» **THE TASK**
Extract every line below that contains the word "industry".

=== DATA IN THIS EXERCISE ===

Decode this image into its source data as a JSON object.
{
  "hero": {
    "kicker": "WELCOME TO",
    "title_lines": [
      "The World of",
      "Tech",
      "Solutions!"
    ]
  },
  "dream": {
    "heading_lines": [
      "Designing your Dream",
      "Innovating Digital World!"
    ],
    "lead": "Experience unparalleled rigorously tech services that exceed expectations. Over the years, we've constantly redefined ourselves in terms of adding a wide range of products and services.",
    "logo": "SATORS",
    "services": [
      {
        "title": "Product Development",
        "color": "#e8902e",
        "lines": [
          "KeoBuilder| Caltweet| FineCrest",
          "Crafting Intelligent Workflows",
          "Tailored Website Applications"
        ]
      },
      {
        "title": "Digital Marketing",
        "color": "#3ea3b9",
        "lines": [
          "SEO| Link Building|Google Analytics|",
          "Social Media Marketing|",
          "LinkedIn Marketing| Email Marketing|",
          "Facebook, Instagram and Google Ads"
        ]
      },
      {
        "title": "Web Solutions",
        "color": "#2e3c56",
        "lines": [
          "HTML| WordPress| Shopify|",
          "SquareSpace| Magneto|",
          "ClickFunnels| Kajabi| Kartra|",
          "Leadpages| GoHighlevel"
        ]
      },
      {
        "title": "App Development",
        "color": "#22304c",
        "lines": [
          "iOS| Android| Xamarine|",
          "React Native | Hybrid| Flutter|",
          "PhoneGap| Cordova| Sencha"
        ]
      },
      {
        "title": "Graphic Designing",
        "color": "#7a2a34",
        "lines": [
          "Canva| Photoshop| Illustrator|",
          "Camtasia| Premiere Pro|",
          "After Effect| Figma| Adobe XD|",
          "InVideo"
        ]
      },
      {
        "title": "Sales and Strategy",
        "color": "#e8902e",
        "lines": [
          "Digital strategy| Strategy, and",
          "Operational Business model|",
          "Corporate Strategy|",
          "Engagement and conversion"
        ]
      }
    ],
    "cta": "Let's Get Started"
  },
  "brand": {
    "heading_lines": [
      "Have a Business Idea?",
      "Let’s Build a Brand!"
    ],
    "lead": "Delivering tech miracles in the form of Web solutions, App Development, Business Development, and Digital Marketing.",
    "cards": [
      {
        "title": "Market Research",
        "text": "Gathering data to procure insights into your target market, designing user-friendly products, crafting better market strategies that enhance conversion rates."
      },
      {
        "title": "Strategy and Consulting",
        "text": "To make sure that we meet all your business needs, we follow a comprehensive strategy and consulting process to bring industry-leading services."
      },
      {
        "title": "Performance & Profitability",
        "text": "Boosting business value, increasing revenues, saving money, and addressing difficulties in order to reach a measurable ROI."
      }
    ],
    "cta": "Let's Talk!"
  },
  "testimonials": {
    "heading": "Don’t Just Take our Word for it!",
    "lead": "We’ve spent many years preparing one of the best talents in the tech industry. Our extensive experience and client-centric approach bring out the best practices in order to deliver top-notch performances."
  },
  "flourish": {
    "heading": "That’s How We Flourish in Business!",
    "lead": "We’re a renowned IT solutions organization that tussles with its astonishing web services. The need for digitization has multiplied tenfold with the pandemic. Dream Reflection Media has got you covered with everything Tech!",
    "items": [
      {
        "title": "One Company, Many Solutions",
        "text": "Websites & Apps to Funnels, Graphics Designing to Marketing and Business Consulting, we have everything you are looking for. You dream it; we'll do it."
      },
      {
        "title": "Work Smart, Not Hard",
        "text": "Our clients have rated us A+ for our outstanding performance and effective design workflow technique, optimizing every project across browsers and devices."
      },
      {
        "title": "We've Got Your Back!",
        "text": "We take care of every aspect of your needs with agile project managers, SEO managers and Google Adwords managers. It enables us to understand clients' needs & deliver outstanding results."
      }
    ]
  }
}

===

» **THE RESULT**
        "text": "To make sure that we meet all your business needs, we follow a comprehensive strategy and consulting process to bring industry-leading services."
    "lead": "We’ve spent many years preparing one of the best talents in the tech industry. Our extensive experience and client-centric approach bring out the best practices in order to deliver top-notch performances."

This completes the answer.